» **RECORD SET**

⟨

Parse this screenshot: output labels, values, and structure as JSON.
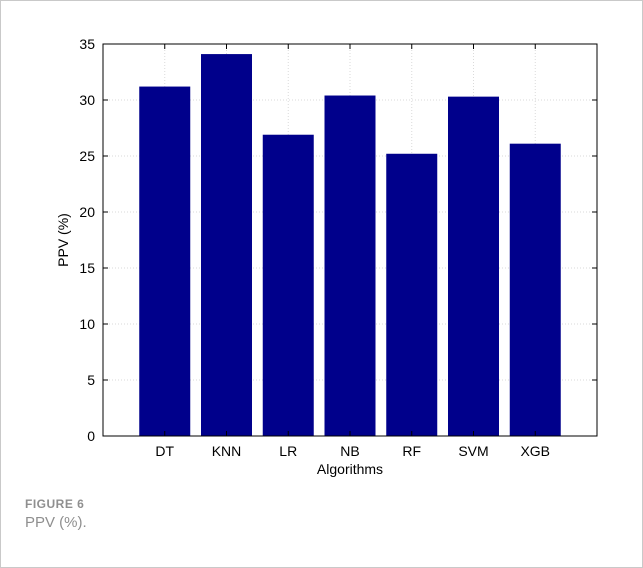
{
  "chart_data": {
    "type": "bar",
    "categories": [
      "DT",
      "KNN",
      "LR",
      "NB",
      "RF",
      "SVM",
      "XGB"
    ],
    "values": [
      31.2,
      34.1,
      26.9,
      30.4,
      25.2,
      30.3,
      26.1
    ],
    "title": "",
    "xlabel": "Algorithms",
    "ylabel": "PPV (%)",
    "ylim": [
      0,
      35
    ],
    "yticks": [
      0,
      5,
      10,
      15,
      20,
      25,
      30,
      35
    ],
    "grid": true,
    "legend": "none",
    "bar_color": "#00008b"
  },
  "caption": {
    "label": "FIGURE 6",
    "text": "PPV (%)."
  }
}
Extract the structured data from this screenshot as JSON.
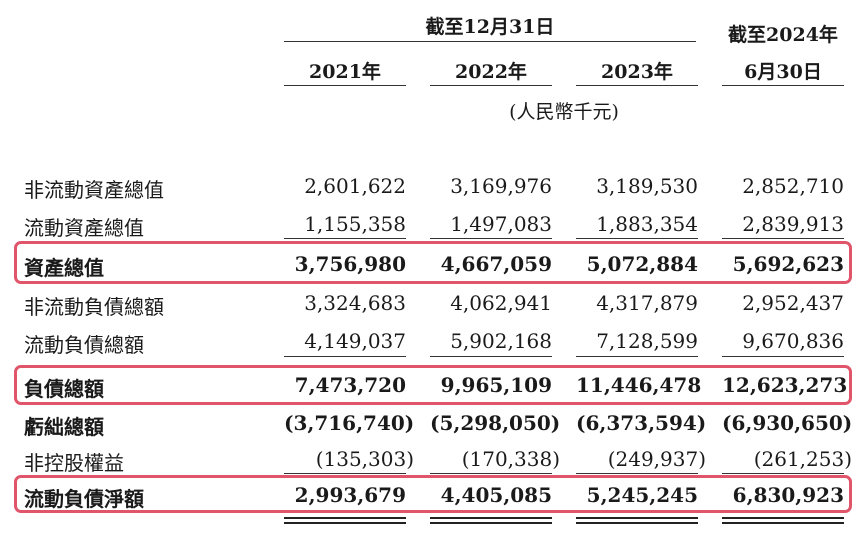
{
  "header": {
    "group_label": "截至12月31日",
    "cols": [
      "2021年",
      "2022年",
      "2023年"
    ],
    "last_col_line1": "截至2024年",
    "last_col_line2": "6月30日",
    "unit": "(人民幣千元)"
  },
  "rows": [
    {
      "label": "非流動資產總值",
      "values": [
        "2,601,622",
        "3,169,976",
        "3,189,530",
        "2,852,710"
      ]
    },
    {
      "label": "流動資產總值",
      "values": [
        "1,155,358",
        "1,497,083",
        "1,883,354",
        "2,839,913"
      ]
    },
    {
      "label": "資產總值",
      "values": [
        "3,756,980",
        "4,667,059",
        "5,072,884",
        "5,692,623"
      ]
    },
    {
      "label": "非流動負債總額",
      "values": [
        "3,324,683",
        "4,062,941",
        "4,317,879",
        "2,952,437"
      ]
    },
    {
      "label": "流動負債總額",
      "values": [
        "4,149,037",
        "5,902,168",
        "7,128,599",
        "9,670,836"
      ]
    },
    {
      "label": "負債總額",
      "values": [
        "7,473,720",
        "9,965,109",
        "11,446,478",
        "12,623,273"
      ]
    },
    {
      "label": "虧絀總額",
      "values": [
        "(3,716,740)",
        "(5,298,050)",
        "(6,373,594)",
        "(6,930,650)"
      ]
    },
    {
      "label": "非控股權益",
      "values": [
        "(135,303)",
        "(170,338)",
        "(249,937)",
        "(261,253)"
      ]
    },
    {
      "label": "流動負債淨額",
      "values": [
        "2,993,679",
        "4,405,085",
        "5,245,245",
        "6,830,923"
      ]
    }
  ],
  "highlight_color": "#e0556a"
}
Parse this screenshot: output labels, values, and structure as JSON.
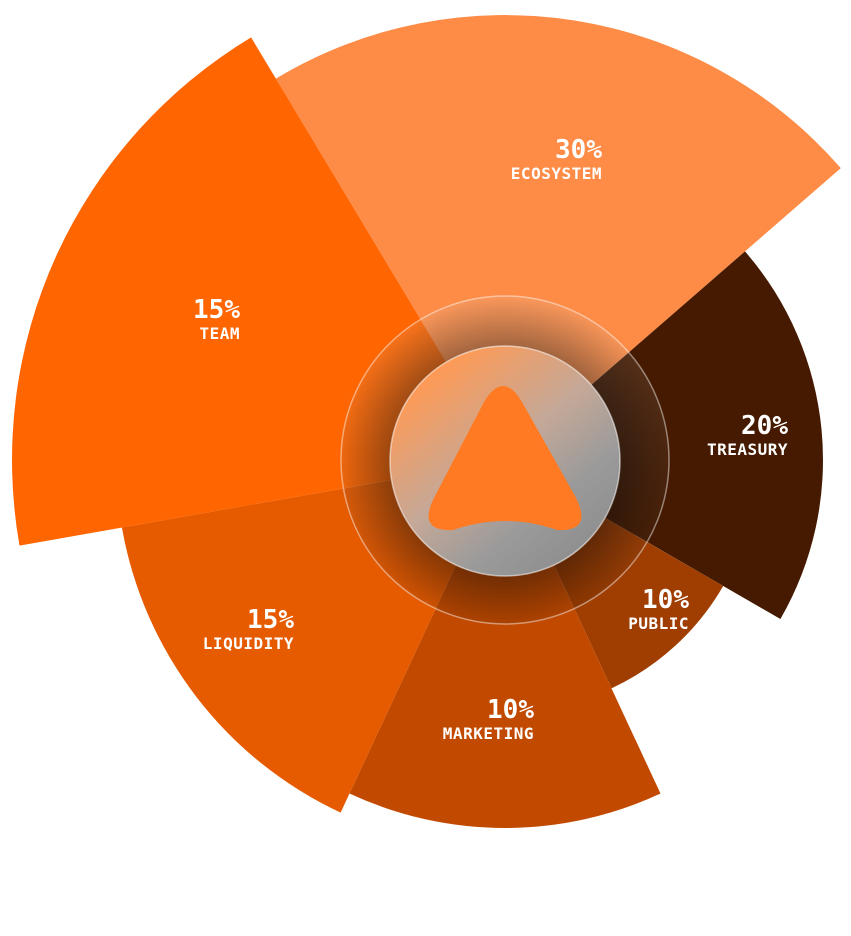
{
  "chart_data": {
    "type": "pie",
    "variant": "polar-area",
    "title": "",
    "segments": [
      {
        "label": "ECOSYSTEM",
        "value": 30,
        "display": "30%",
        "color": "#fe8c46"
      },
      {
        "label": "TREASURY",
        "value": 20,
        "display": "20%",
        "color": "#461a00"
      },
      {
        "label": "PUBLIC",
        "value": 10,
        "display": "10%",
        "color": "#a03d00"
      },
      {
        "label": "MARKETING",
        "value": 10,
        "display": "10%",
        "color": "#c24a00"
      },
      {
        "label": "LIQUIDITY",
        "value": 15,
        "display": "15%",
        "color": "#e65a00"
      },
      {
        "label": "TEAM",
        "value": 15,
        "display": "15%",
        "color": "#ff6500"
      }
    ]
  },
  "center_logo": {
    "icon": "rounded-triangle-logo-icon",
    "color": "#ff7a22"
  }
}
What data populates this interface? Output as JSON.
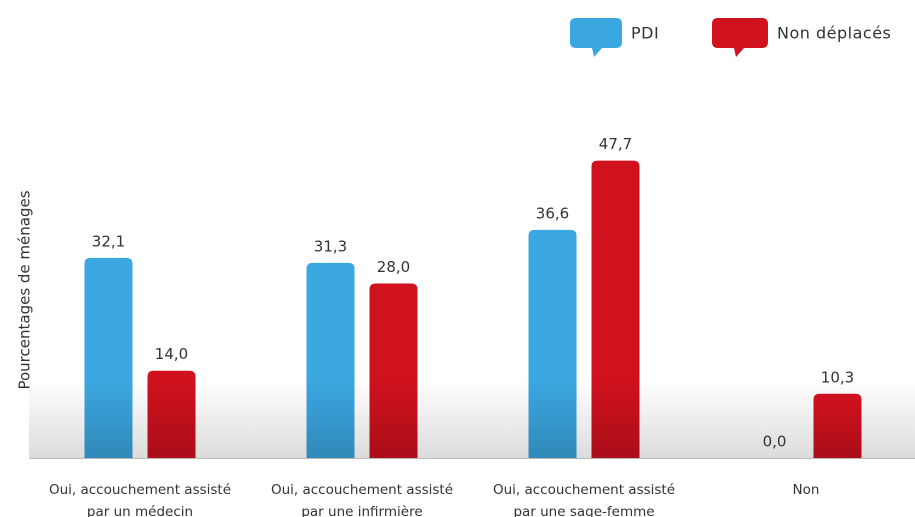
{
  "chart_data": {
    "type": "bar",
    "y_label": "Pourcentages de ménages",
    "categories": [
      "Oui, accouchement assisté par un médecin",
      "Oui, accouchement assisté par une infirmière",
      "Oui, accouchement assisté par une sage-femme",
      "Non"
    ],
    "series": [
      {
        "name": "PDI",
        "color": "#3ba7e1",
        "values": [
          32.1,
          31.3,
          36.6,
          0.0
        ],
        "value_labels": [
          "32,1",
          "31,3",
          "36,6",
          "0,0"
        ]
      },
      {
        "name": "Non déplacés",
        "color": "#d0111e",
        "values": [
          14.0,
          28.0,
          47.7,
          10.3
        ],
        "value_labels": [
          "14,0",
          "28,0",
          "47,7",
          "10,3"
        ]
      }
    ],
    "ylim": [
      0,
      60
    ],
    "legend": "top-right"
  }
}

⟩

» **WORK TO COMPLETE**
With the pictures left out, transcribe the material exactly.

» **OUTPUT FOR THIS TASK**
Parse this screenshot: output labels, values, and structure as JSON.
{
  "chart_data": {
    "type": "bar",
    "categories": [
      "DT",
      "KNN",
      "LR",
      "NB",
      "RF",
      "SVM",
      "XGB"
    ],
    "values": [
      31.2,
      34.1,
      26.9,
      30.4,
      25.2,
      30.3,
      26.1
    ],
    "title": "",
    "xlabel": "Algorithms",
    "ylabel": "PPV (%)",
    "ylim": [
      0,
      35
    ],
    "yticks": [
      0,
      5,
      10,
      15,
      20,
      25,
      30,
      35
    ],
    "grid": true,
    "legend": "none",
    "bar_color": "#00008b"
  },
  "caption": {
    "label": "FIGURE 6",
    "text": "PPV (%)."
  }
}
Extract the structured data from this screenshot as JSON.
{
  "header": {
    "group_label": "截至12月31日",
    "cols": [
      "2021年",
      "2022年",
      "2023年"
    ],
    "last_col_line1": "截至2024年",
    "last_col_line2": "6月30日",
    "unit": "(人民幣千元)"
  },
  "rows": [
    {
      "label": "非流動資產總值",
      "values": [
        "2,601,622",
        "3,169,976",
        "3,189,530",
        "2,852,710"
      ]
    },
    {
      "label": "流動資產總值",
      "values": [
        "1,155,358",
        "1,497,083",
        "1,883,354",
        "2,839,913"
      ]
    },
    {
      "label": "資產總值",
      "values": [
        "3,756,980",
        "4,667,059",
        "5,072,884",
        "5,692,623"
      ]
    },
    {
      "label": "非流動負債總額",
      "values": [
        "3,324,683",
        "4,062,941",
        "4,317,879",
        "2,952,437"
      ]
    },
    {
      "label": "流動負債總額",
      "values": [
        "4,149,037",
        "5,902,168",
        "7,128,599",
        "9,670,836"
      ]
    },
    {
      "label": "負債總額",
      "values": [
        "7,473,720",
        "9,965,109",
        "11,446,478",
        "12,623,273"
      ]
    },
    {
      "label": "虧絀總額",
      "values": [
        "(3,716,740)",
        "(5,298,050)",
        "(6,373,594)",
        "(6,930,650)"
      ]
    },
    {
      "label": "非控股權益",
      "values": [
        "(135,303)",
        "(170,338)",
        "(249,937)",
        "(261,253)"
      ]
    },
    {
      "label": "流動負債淨額",
      "values": [
        "2,993,679",
        "4,405,085",
        "5,245,245",
        "6,830,923"
      ]
    }
  ],
  "highlight_color": "#e0556a"
}
Parse this screenshot: output labels, values, and structure as JSON.
{
  "chart_data": {
    "type": "pie",
    "variant": "polar-area",
    "title": "",
    "segments": [
      {
        "label": "ECOSYSTEM",
        "value": 30,
        "display": "30%",
        "color": "#fe8c46"
      },
      {
        "label": "TREASURY",
        "value": 20,
        "display": "20%",
        "color": "#461a00"
      },
      {
        "label": "PUBLIC",
        "value": 10,
        "display": "10%",
        "color": "#a03d00"
      },
      {
        "label": "MARKETING",
        "value": 10,
        "display": "10%",
        "color": "#c24a00"
      },
      {
        "label": "LIQUIDITY",
        "value": 15,
        "display": "15%",
        "color": "#e65a00"
      },
      {
        "label": "TEAM",
        "value": 15,
        "display": "15%",
        "color": "#ff6500"
      }
    ]
  },
  "center_logo": {
    "icon": "rounded-triangle-logo-icon",
    "color": "#ff7a22"
  }
}
What data populates this interface? Output as JSON.
{
  "chart_data": {
    "type": "bar",
    "y_label": "Pourcentages de ménages",
    "categories": [
      "Oui, accouchement assisté par un médecin",
      "Oui, accouchement assisté par une infirmière",
      "Oui, accouchement assisté par une sage-femme",
      "Non"
    ],
    "series": [
      {
        "name": "PDI",
        "color": "#3ba7e1",
        "values": [
          32.1,
          31.3,
          36.6,
          0.0
        ],
        "value_labels": [
          "32,1",
          "31,3",
          "36,6",
          "0,0"
        ]
      },
      {
        "name": "Non déplacés",
        "color": "#d0111e",
        "values": [
          14.0,
          28.0,
          47.7,
          10.3
        ],
        "value_labels": [
          "14,0",
          "28,0",
          "47,7",
          "10,3"
        ]
      }
    ],
    "ylim": [
      0,
      60
    ],
    "legend": "top-right"
  }
}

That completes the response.